**WHAT IS REQUIRED:**
Your job is to restate each entry word for word.

**DATA PROVIDED:**
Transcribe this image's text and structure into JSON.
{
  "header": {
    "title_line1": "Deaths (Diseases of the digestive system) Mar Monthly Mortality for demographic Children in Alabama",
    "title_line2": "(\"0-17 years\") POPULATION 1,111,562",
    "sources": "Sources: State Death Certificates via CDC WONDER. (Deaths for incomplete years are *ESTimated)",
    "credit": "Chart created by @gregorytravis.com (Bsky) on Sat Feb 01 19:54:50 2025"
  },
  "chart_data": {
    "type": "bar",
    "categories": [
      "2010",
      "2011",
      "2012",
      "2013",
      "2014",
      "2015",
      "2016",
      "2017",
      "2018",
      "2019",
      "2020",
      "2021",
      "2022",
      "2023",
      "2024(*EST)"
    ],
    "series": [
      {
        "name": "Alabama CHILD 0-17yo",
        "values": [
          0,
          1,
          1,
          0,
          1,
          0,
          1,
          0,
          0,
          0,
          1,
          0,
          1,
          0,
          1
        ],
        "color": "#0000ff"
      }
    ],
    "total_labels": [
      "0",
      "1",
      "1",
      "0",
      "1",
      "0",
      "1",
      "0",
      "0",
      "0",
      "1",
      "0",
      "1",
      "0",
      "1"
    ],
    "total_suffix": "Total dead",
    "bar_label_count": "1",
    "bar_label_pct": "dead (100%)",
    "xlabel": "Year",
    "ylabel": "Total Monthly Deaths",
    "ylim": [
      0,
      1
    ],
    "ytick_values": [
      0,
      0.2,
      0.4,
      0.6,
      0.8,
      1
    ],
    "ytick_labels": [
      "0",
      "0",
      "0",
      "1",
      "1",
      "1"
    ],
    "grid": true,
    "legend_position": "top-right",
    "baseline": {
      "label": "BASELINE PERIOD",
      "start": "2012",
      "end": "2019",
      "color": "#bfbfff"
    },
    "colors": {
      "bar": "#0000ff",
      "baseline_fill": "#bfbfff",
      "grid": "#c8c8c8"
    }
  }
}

**WRITTEN SOLUTION:**
Transcribe this image's text and structure into JSON.
{
  "header": {
    "title_line1": "Deaths (Diseases of the digestive system) Mar Monthly Mortality for demographic Children in Alabama",
    "title_line2": "(\"0-17 years\") POPULATION 1,111,562",
    "sources": "Sources: State Death Certificates via CDC WONDER. (Deaths for incomplete years are *ESTimated)",
    "credit": "Chart created by @gregorytravis.com (Bsky) on Sat Feb 01 19:54:50 2025"
  },
  "chart_data": {
    "type": "bar",
    "categories": [
      "2010",
      "2011",
      "2012",
      "2013",
      "2014",
      "2015",
      "2016",
      "2017",
      "2018",
      "2019",
      "2020",
      "2021",
      "2022",
      "2023",
      "2024(*EST)"
    ],
    "series": [
      {
        "name": "Alabama CHILD 0-17yo",
        "values": [
          0,
          1,
          1,
          0,
          1,
          0,
          1,
          0,
          0,
          0,
          1,
          0,
          1,
          0,
          1
        ],
        "color": "#0000ff"
      }
    ],
    "total_labels": [
      "0",
      "1",
      "1",
      "0",
      "1",
      "0",
      "1",
      "0",
      "0",
      "0",
      "1",
      "0",
      "1",
      "0",
      "1"
    ],
    "total_suffix": "Total dead",
    "bar_label_count": "1",
    "bar_label_pct": "dead (100%)",
    "xlabel": "Year",
    "ylabel": "Total Monthly Deaths",
    "ylim": [
      0,
      1
    ],
    "ytick_values": [
      0,
      0.2,
      0.4,
      0.6,
      0.8,
      1
    ],
    "ytick_labels": [
      "0",
      "0",
      "0",
      "1",
      "1",
      "1"
    ],
    "grid": true,
    "legend_position": "top-right",
    "baseline": {
      "label": "BASELINE PERIOD",
      "start": "2012",
      "end": "2019",
      "color": "#bfbfff"
    },
    "colors": {
      "bar": "#0000ff",
      "baseline_fill": "#bfbfff",
      "grid": "#c8c8c8"
    }
  }
}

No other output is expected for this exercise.